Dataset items
(begin)

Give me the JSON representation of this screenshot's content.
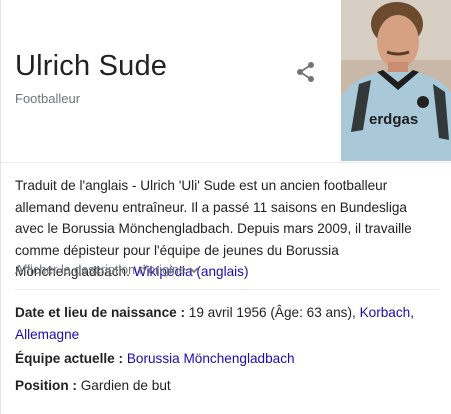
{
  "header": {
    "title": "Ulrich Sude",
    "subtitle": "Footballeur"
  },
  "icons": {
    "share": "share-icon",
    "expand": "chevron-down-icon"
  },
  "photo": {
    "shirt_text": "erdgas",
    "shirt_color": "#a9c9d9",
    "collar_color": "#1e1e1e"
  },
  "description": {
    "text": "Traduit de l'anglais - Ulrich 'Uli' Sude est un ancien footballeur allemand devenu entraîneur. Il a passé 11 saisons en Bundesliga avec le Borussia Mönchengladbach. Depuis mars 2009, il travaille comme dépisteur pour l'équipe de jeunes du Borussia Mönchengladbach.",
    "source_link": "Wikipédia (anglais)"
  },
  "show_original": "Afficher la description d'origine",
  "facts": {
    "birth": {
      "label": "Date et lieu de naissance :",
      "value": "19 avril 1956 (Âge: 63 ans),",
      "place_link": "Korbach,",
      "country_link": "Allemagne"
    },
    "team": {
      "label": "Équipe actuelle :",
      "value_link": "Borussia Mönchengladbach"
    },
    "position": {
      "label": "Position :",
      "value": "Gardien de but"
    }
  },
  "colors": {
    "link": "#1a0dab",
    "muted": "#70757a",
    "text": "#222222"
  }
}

(end)

▸ **SHORT TASK**:
Nothing in the entries above should change when they are printed again, except that the pictures are dropped.

▸ **THE ANSWER**:
Give me the JSON representation of this screenshot's content.
{
  "header": {
    "title": "Ulrich Sude",
    "subtitle": "Footballeur"
  },
  "icons": {
    "share": "share-icon",
    "expand": "chevron-down-icon"
  },
  "photo": {
    "shirt_text": "erdgas",
    "shirt_color": "#a9c9d9",
    "collar_color": "#1e1e1e"
  },
  "description": {
    "text": "Traduit de l'anglais - Ulrich 'Uli' Sude est un ancien footballeur allemand devenu entraîneur. Il a passé 11 saisons en Bundesliga avec le Borussia Mönchengladbach. Depuis mars 2009, il travaille comme dépisteur pour l'équipe de jeunes du Borussia Mönchengladbach.",
    "source_link": "Wikipédia (anglais)"
  },
  "show_original": "Afficher la description d'origine",
  "facts": {
    "birth": {
      "label": "Date et lieu de naissance :",
      "value": "19 avril 1956 (Âge: 63 ans),",
      "place_link": "Korbach,",
      "country_link": "Allemagne"
    },
    "team": {
      "label": "Équipe actuelle :",
      "value_link": "Borussia Mönchengladbach"
    },
    "position": {
      "label": "Position :",
      "value": "Gardien de but"
    }
  },
  "colors": {
    "link": "#1a0dab",
    "muted": "#70757a",
    "text": "#222222"
  }
}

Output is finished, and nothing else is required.